Task: Your task is to reproduce the material exactly.

Recorded data:
================
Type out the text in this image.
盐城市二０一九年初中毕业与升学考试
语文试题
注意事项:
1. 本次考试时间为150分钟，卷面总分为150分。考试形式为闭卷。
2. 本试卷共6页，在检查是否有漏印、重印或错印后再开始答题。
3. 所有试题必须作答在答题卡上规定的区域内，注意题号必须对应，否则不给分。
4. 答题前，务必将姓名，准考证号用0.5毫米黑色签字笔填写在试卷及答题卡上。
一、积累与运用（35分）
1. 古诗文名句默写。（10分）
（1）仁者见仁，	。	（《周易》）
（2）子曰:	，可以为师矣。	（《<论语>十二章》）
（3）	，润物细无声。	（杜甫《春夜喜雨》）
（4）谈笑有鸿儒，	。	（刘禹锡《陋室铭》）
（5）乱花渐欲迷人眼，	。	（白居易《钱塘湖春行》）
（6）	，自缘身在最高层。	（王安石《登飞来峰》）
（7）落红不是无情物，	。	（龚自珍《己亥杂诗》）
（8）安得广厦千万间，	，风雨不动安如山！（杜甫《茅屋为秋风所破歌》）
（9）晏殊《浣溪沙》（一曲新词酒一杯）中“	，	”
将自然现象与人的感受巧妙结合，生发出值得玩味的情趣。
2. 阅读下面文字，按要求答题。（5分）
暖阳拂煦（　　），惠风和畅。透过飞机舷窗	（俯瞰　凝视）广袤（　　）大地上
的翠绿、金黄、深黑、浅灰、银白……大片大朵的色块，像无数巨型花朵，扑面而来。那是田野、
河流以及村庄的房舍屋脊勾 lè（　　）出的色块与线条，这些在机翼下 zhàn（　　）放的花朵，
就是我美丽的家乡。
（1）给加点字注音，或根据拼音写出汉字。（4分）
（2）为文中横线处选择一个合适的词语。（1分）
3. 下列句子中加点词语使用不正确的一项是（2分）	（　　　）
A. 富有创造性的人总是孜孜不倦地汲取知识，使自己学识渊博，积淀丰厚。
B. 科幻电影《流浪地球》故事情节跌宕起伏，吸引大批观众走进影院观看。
================
Answer to this exercise:
Type out the text in this image.
盐城市二０一九年初中毕业与升学考试
语文试题
注意事项:
1. 本次考试时间为150分钟，卷面总分为150分。考试形式为闭卷。
2. 本试卷共6页，在检查是否有漏印、重印或错印后再开始答题。
3. 所有试题必须作答在答题卡上规定的区域内，注意题号必须对应，否则不给分。
4. 答题前，务必将姓名，准考证号用0.5毫米黑色签字笔填写在试卷及答题卡上。
一、积累与运用（35分）
1. 古诗文名句默写。（10分）
（1）仁者见仁，	。	（《周易》）
（2）子曰:	，可以为师矣。	（《<论语>十二章》）
（3）	，润物细无声。	（杜甫《春夜喜雨》）
（4）谈笑有鸿儒，	。	（刘禹锡《陋室铭》）
（5）乱花渐欲迷人眼，	。	（白居易《钱塘湖春行》）
（6）	，自缘身在最高层。	（王安石《登飞来峰》）
（7）落红不是无情物，	。	（龚自珍《己亥杂诗》）
（8）安得广厦千万间，	，风雨不动安如山！（杜甫《茅屋为秋风所破歌》）
（9）晏殊《浣溪沙》（一曲新词酒一杯）中“	，	”
将自然现象与人的感受巧妙结合，生发出值得玩味的情趣。
2. 阅读下面文字，按要求答题。（5分）
暖阳拂煦（　　），惠风和畅。透过飞机舷窗	（俯瞰　凝视）广袤（　　）大地上
的翠绿、金黄、深黑、浅灰、银白……大片大朵的色块，像无数巨型花朵，扑面而来。那是田野、
河流以及村庄的房舍屋脊勾 lè（　　）出的色块与线条，这些在机翼下 zhàn（　　）放的花朵，
就是我美丽的家乡。
（1）给加点字注音，或根据拼音写出汉字。（4分）
（2）为文中横线处选择一个合适的词语。（1分）
3. 下列句子中加点词语使用不正确的一项是（2分）	（　　　）
A. 富有创造性的人总是孜孜不倦地汲取知识，使自己学识渊博，积淀丰厚。
B. 科幻电影《流浪地球》故事情节跌宕起伏，吸引大批观众走进影院观看。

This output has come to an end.